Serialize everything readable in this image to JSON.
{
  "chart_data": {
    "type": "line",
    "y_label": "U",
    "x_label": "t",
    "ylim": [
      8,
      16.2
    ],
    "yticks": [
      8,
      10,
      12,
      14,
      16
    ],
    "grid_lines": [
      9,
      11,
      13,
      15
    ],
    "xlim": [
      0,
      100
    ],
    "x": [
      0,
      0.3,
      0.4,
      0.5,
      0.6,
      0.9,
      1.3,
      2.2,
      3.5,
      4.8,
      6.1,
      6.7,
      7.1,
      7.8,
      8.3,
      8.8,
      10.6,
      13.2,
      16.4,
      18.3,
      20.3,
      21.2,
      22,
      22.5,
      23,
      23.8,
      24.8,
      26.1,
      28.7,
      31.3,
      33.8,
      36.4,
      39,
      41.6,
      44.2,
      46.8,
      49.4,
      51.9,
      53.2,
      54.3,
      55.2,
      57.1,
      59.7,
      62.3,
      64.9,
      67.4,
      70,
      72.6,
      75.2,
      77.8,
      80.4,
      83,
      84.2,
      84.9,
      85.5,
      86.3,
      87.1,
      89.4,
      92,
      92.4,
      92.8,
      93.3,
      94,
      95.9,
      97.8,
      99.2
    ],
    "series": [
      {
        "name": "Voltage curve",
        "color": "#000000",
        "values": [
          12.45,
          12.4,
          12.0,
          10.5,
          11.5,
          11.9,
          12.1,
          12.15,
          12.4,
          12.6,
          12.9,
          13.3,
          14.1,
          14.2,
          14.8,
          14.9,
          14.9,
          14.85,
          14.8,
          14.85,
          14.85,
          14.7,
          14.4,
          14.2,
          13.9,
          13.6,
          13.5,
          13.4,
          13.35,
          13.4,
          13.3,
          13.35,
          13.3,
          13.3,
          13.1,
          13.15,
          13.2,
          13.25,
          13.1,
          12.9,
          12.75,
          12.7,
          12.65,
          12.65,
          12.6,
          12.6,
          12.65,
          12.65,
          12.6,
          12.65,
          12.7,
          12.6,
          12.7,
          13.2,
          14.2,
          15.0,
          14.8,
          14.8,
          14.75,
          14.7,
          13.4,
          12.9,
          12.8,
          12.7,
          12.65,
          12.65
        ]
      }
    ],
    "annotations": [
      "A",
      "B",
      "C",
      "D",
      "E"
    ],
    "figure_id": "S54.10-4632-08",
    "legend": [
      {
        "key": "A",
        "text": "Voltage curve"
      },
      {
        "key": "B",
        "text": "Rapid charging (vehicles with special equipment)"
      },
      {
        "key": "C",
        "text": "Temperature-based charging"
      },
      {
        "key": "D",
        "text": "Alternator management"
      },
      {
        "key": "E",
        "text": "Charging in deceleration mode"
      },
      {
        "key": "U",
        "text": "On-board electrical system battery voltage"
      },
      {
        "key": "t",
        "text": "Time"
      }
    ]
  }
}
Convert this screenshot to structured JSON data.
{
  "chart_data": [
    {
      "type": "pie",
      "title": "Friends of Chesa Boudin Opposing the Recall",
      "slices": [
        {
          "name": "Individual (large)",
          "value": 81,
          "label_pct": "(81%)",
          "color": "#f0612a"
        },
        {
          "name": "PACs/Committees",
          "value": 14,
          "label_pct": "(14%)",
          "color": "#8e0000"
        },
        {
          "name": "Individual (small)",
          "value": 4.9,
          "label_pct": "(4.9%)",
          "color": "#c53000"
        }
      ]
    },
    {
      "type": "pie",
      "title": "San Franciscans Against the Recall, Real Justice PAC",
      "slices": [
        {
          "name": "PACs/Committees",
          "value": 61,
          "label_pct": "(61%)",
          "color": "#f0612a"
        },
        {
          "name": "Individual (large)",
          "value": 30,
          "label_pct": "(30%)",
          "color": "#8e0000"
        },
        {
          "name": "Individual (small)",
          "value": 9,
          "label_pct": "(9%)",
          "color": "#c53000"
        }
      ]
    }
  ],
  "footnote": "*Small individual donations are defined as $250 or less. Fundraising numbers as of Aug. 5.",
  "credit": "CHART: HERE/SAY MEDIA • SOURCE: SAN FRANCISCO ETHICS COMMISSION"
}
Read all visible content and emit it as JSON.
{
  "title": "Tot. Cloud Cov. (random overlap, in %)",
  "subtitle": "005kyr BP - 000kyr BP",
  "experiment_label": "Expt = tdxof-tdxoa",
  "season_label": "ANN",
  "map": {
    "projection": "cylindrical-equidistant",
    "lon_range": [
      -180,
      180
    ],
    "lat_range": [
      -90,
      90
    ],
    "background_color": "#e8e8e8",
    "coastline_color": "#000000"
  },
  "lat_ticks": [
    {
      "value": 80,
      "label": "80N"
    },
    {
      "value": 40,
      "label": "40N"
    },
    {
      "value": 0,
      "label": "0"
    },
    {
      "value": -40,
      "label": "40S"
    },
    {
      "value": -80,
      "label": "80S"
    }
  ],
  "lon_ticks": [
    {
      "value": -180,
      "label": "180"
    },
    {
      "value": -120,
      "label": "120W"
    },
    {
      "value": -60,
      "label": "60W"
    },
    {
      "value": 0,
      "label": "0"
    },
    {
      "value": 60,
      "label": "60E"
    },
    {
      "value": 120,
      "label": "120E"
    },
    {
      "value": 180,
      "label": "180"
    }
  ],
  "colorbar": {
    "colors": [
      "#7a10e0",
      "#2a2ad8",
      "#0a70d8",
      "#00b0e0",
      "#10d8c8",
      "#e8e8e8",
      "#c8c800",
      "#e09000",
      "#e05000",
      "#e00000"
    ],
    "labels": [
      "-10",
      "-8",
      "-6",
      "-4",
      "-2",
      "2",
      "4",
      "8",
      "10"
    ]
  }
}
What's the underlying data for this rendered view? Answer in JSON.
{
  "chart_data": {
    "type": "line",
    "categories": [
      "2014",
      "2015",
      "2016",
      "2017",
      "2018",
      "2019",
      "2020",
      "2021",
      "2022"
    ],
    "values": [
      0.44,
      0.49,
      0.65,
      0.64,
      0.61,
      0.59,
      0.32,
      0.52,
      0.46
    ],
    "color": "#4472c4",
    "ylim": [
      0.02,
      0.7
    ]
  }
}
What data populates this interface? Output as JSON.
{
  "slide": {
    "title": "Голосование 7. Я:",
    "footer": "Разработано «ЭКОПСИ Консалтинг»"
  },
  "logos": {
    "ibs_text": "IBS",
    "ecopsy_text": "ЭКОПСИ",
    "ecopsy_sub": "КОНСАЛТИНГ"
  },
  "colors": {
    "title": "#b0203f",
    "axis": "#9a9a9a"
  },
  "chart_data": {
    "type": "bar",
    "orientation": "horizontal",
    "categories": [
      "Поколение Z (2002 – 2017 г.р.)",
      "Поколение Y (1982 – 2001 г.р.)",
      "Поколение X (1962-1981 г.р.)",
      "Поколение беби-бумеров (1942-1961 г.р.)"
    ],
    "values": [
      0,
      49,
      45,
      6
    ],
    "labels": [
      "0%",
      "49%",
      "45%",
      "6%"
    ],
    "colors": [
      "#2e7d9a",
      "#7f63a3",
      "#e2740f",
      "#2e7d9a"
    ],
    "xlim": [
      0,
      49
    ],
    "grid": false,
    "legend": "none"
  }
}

▸ **Problem description**
Go over the records above line by line and count those holding the word "JSON". Reply only with the number.

▸ **Reply**
5